Work to complete –
Would it be possible to write out each entry below exactly, without the pictures?

(Data entries)
[start]

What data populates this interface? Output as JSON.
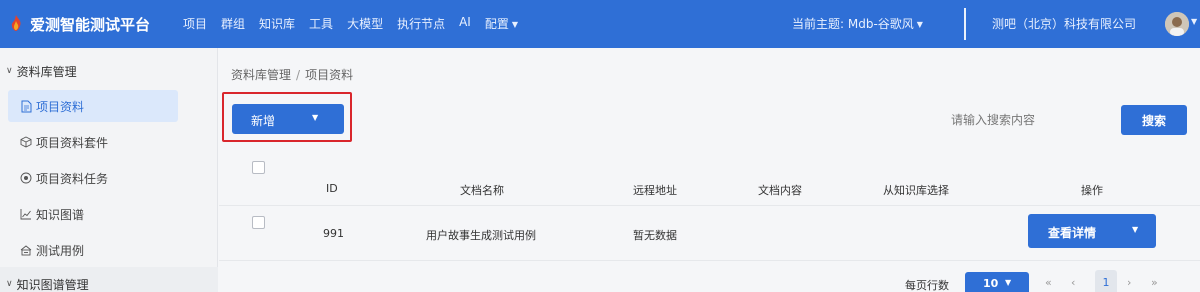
{
  "header": {
    "app_title": "爱测智能测试平台",
    "nav": [
      "项目",
      "群组",
      "知识库",
      "工具",
      "大模型",
      "执行节点",
      "AI",
      "配置"
    ],
    "theme_label": "当前主题: Mdb-谷歌风",
    "company": "测吧（北京）科技有限公司",
    "brand_color": "#2f6fd6"
  },
  "sidebar": {
    "group1": "资料库管理",
    "items": [
      {
        "label": "项目资料",
        "icon": "document-icon",
        "active": true
      },
      {
        "label": "项目资料套件",
        "icon": "cube-icon",
        "active": false
      },
      {
        "label": "项目资料任务",
        "icon": "target-icon",
        "active": false
      },
      {
        "label": "知识图谱",
        "icon": "chart-line-icon",
        "active": false
      },
      {
        "label": "测试用例",
        "icon": "cases-icon",
        "active": false
      }
    ],
    "group2": "知识图谱管理"
  },
  "breadcrumb": [
    "资料库管理",
    "项目资料"
  ],
  "toolbar": {
    "new_label": "新增",
    "search_placeholder": "请输入搜索内容",
    "search_label": "搜索"
  },
  "table": {
    "headers": [
      "ID",
      "文档名称",
      "远程地址",
      "文档内容",
      "从知识库选择",
      "操作"
    ],
    "rows": [
      {
        "id": "991",
        "name": "用户故事生成测试用例",
        "remote": "暂无数据",
        "content": "",
        "kb": "",
        "action": "查看详情"
      }
    ]
  },
  "pagination": {
    "per_page_label": "每页行数",
    "page_size": "10",
    "current_page": "1"
  }
}
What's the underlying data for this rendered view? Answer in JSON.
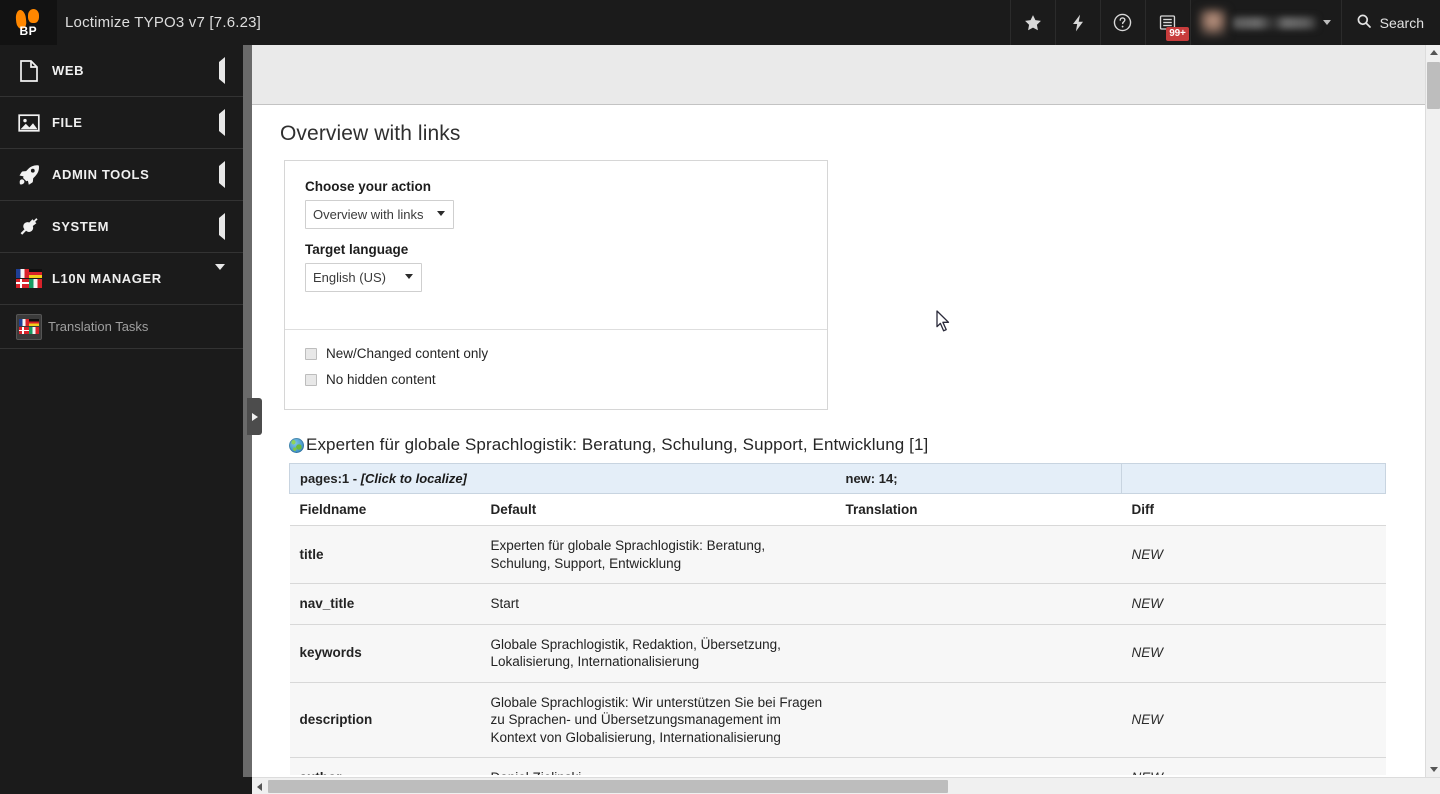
{
  "topbar": {
    "app_title": "Loctimize TYPO3 v7 [7.6.23]",
    "logo_text": "BP",
    "buttons": [
      {
        "name": "bookmark",
        "icon": "star-icon"
      },
      {
        "name": "flash",
        "icon": "lightning-icon"
      },
      {
        "name": "help",
        "icon": "question-circle-icon"
      },
      {
        "name": "systeminformation",
        "icon": "list-icon",
        "badge": "99+"
      }
    ],
    "user_menu_label": "",
    "search_label": "Search"
  },
  "sidebar": {
    "items": [
      {
        "label": "WEB",
        "icon": "page-icon",
        "state": "collapsed"
      },
      {
        "label": "FILE",
        "icon": "image-icon",
        "state": "collapsed"
      },
      {
        "label": "ADMIN TOOLS",
        "icon": "rocket-icon",
        "state": "collapsed"
      },
      {
        "label": "SYSTEM",
        "icon": "plug-icon",
        "state": "collapsed"
      },
      {
        "label": "L10N MANAGER",
        "icon": "flags-icon",
        "state": "expanded"
      }
    ],
    "subitems": [
      {
        "label": "Translation Tasks",
        "icon": "flags-icon",
        "active": true
      }
    ]
  },
  "main": {
    "page_heading": "Overview with links",
    "panel": {
      "action_label": "Choose your action",
      "action_value": "Overview with links",
      "action_options": [
        "Overview with links"
      ],
      "language_label": "Target language",
      "language_value": "English (US)",
      "language_options": [
        "English (US)"
      ],
      "checkboxes": [
        {
          "label": "New/Changed content only",
          "checked": false
        },
        {
          "label": "No hidden content",
          "checked": false
        }
      ]
    },
    "result": {
      "heading": "Experten für globale Sprachlogistik: Beratung, Schulung, Support, Entwicklung [1]",
      "heading_icon": "globe-icon",
      "summary_left": "pages:1 - ",
      "summary_left_action": "[Click to localize]",
      "summary_right": "new: 14;",
      "columns": [
        "Fieldname",
        "Default",
        "Translation",
        "Diff"
      ],
      "rows": [
        {
          "fieldname": "title",
          "default": "Experten für globale Sprachlogistik: Beratung, Schulung, Support, Entwicklung",
          "translation": "",
          "diff": "NEW"
        },
        {
          "fieldname": "nav_title",
          "default": "Start",
          "translation": "",
          "diff": "NEW"
        },
        {
          "fieldname": "keywords",
          "default": "Globale Sprachlogistik, Redaktion, Übersetzung, Lokalisierung, Internationalisierung",
          "translation": "",
          "diff": "NEW"
        },
        {
          "fieldname": "description",
          "default": "Globale Sprachlogistik: Wir unterstützen Sie bei Fragen zu Sprachen- und Übersetzungsmanagement im Kontext von Globalisierung, Internationalisierung",
          "translation": "",
          "diff": "NEW"
        },
        {
          "fieldname": "author",
          "default": "Daniel Zielinski",
          "translation": "",
          "diff": "NEW"
        }
      ]
    }
  },
  "colors": {
    "topbar_bg": "#1b1b1b",
    "sidebar_bg": "#1b1b1b",
    "accent_orange": "#ff8700",
    "badge_red": "#c83c3c",
    "summary_row_bg": "#e4eef8",
    "row_bg": "#f7f7f7"
  }
}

[end]

Exercise result –
What data populates this interface? Output as JSON.
{
  "header": {
    "app_title": "爱测智能测试平台",
    "nav": [
      "项目",
      "群组",
      "知识库",
      "工具",
      "大模型",
      "执行节点",
      "AI",
      "配置"
    ],
    "theme_label": "当前主题: Mdb-谷歌风",
    "company": "测吧（北京）科技有限公司",
    "brand_color": "#2f6fd6"
  },
  "sidebar": {
    "group1": "资料库管理",
    "items": [
      {
        "label": "项目资料",
        "icon": "document-icon",
        "active": true
      },
      {
        "label": "项目资料套件",
        "icon": "cube-icon",
        "active": false
      },
      {
        "label": "项目资料任务",
        "icon": "target-icon",
        "active": false
      },
      {
        "label": "知识图谱",
        "icon": "chart-line-icon",
        "active": false
      },
      {
        "label": "测试用例",
        "icon": "cases-icon",
        "active": false
      }
    ],
    "group2": "知识图谱管理"
  },
  "breadcrumb": [
    "资料库管理",
    "项目资料"
  ],
  "toolbar": {
    "new_label": "新增",
    "search_placeholder": "请输入搜索内容",
    "search_label": "搜索"
  },
  "table": {
    "headers": [
      "ID",
      "文档名称",
      "远程地址",
      "文档内容",
      "从知识库选择",
      "操作"
    ],
    "rows": [
      {
        "id": "991",
        "name": "用户故事生成测试用例",
        "remote": "暂无数据",
        "content": "",
        "kb": "",
        "action": "查看详情"
      }
    ]
  },
  "pagination": {
    "per_page_label": "每页行数",
    "page_size": "10",
    "current_page": "1"
  }
}
What's the underlying data for this rendered view? Answer in JSON.
{
  "topbar": {
    "app_title": "Loctimize TYPO3 v7 [7.6.23]",
    "logo_text": "BP",
    "buttons": [
      {
        "name": "bookmark",
        "icon": "star-icon"
      },
      {
        "name": "flash",
        "icon": "lightning-icon"
      },
      {
        "name": "help",
        "icon": "question-circle-icon"
      },
      {
        "name": "systeminformation",
        "icon": "list-icon",
        "badge": "99+"
      }
    ],
    "user_menu_label": "",
    "search_label": "Search"
  },
  "sidebar": {
    "items": [
      {
        "label": "WEB",
        "icon": "page-icon",
        "state": "collapsed"
      },
      {
        "label": "FILE",
        "icon": "image-icon",
        "state": "collapsed"
      },
      {
        "label": "ADMIN TOOLS",
        "icon": "rocket-icon",
        "state": "collapsed"
      },
      {
        "label": "SYSTEM",
        "icon": "plug-icon",
        "state": "collapsed"
      },
      {
        "label": "L10N MANAGER",
        "icon": "flags-icon",
        "state": "expanded"
      }
    ],
    "subitems": [
      {
        "label": "Translation Tasks",
        "icon": "flags-icon",
        "active": true
      }
    ]
  },
  "main": {
    "page_heading": "Overview with links",
    "panel": {
      "action_label": "Choose your action",
      "action_value": "Overview with links",
      "action_options": [
        "Overview with links"
      ],
      "language_label": "Target language",
      "language_value": "English (US)",
      "language_options": [
        "English (US)"
      ],
      "checkboxes": [
        {
          "label": "New/Changed content only",
          "checked": false
        },
        {
          "label": "No hidden content",
          "checked": false
        }
      ]
    },
    "result": {
      "heading": "Experten für globale Sprachlogistik: Beratung, Schulung, Support, Entwicklung [1]",
      "heading_icon": "globe-icon",
      "summary_left": "pages:1 - ",
      "summary_left_action": "[Click to localize]",
      "summary_right": "new: 14;",
      "columns": [
        "Fieldname",
        "Default",
        "Translation",
        "Diff"
      ],
      "rows": [
        {
          "fieldname": "title",
          "default": "Experten für globale Sprachlogistik: Beratung, Schulung, Support, Entwicklung",
          "translation": "",
          "diff": "NEW"
        },
        {
          "fieldname": "nav_title",
          "default": "Start",
          "translation": "",
          "diff": "NEW"
        },
        {
          "fieldname": "keywords",
          "default": "Globale Sprachlogistik, Redaktion, Übersetzung, Lokalisierung, Internationalisierung",
          "translation": "",
          "diff": "NEW"
        },
        {
          "fieldname": "description",
          "default": "Globale Sprachlogistik: Wir unterstützen Sie bei Fragen zu Sprachen- und Übersetzungsmanagement im Kontext von Globalisierung, Internationalisierung",
          "translation": "",
          "diff": "NEW"
        },
        {
          "fieldname": "author",
          "default": "Daniel Zielinski",
          "translation": "",
          "diff": "NEW"
        }
      ]
    }
  },
  "colors": {
    "topbar_bg": "#1b1b1b",
    "sidebar_bg": "#1b1b1b",
    "accent_orange": "#ff8700",
    "badge_red": "#c83c3c",
    "summary_row_bg": "#e4eef8",
    "row_bg": "#f7f7f7"
  }
}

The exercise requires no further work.